### DATA SUPPLIED
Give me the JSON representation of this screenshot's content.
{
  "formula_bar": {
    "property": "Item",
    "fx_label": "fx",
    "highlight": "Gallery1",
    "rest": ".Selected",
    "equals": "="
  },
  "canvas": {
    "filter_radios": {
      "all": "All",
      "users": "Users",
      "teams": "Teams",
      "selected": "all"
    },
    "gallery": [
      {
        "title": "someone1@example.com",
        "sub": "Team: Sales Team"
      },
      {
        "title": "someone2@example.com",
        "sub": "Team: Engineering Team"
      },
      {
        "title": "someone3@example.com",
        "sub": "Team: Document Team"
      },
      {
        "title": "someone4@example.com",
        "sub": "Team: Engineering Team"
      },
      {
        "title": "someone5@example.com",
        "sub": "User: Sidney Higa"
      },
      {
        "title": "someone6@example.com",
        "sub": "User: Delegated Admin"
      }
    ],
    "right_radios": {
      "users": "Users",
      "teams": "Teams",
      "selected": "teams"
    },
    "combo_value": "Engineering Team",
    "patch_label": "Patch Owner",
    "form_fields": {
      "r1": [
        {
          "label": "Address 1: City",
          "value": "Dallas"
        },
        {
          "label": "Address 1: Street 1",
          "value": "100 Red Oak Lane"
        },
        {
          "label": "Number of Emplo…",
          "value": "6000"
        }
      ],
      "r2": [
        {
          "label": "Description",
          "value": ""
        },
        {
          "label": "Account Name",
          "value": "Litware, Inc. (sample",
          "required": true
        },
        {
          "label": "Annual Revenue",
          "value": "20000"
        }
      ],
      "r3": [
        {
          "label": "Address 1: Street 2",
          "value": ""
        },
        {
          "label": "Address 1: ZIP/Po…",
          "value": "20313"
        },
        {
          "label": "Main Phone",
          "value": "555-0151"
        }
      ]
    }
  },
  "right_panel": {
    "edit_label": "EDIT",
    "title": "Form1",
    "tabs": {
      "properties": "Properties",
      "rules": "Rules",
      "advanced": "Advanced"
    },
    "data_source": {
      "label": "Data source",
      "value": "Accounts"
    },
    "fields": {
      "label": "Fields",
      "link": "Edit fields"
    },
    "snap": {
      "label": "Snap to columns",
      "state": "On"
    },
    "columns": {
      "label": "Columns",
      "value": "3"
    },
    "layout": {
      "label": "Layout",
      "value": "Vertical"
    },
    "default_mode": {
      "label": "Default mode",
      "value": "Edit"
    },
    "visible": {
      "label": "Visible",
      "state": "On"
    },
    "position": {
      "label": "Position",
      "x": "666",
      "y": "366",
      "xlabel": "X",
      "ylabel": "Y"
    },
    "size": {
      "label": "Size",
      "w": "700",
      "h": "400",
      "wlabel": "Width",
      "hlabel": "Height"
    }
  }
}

### OBJECTIVE
Set all of the entries down again, exactly as they were given.

### RESULT OF THE EXERCISE
Give me the JSON representation of this screenshot's content.
{
  "formula_bar": {
    "property": "Item",
    "fx_label": "fx",
    "highlight": "Gallery1",
    "rest": ".Selected",
    "equals": "="
  },
  "canvas": {
    "filter_radios": {
      "all": "All",
      "users": "Users",
      "teams": "Teams",
      "selected": "all"
    },
    "gallery": [
      {
        "title": "someone1@example.com",
        "sub": "Team: Sales Team"
      },
      {
        "title": "someone2@example.com",
        "sub": "Team: Engineering Team"
      },
      {
        "title": "someone3@example.com",
        "sub": "Team: Document Team"
      },
      {
        "title": "someone4@example.com",
        "sub": "Team: Engineering Team"
      },
      {
        "title": "someone5@example.com",
        "sub": "User: Sidney Higa"
      },
      {
        "title": "someone6@example.com",
        "sub": "User: Delegated Admin"
      }
    ],
    "right_radios": {
      "users": "Users",
      "teams": "Teams",
      "selected": "teams"
    },
    "combo_value": "Engineering Team",
    "patch_label": "Patch Owner",
    "form_fields": {
      "r1": [
        {
          "label": "Address 1: City",
          "value": "Dallas"
        },
        {
          "label": "Address 1: Street 1",
          "value": "100 Red Oak Lane"
        },
        {
          "label": "Number of Emplo…",
          "value": "6000"
        }
      ],
      "r2": [
        {
          "label": "Description",
          "value": ""
        },
        {
          "label": "Account Name",
          "value": "Litware, Inc. (sample",
          "required": true
        },
        {
          "label": "Annual Revenue",
          "value": "20000"
        }
      ],
      "r3": [
        {
          "label": "Address 1: Street 2",
          "value": ""
        },
        {
          "label": "Address 1: ZIP/Po…",
          "value": "20313"
        },
        {
          "label": "Main Phone",
          "value": "555-0151"
        }
      ]
    }
  },
  "right_panel": {
    "edit_label": "EDIT",
    "title": "Form1",
    "tabs": {
      "properties": "Properties",
      "rules": "Rules",
      "advanced": "Advanced"
    },
    "data_source": {
      "label": "Data source",
      "value": "Accounts"
    },
    "fields": {
      "label": "Fields",
      "link": "Edit fields"
    },
    "snap": {
      "label": "Snap to columns",
      "state": "On"
    },
    "columns": {
      "label": "Columns",
      "value": "3"
    },
    "layout": {
      "label": "Layout",
      "value": "Vertical"
    },
    "default_mode": {
      "label": "Default mode",
      "value": "Edit"
    },
    "visible": {
      "label": "Visible",
      "state": "On"
    },
    "position": {
      "label": "Position",
      "x": "666",
      "y": "366",
      "xlabel": "X",
      "ylabel": "Y"
    },
    "size": {
      "label": "Size",
      "w": "700",
      "h": "400",
      "wlabel": "Width",
      "hlabel": "Height"
    }
  }
}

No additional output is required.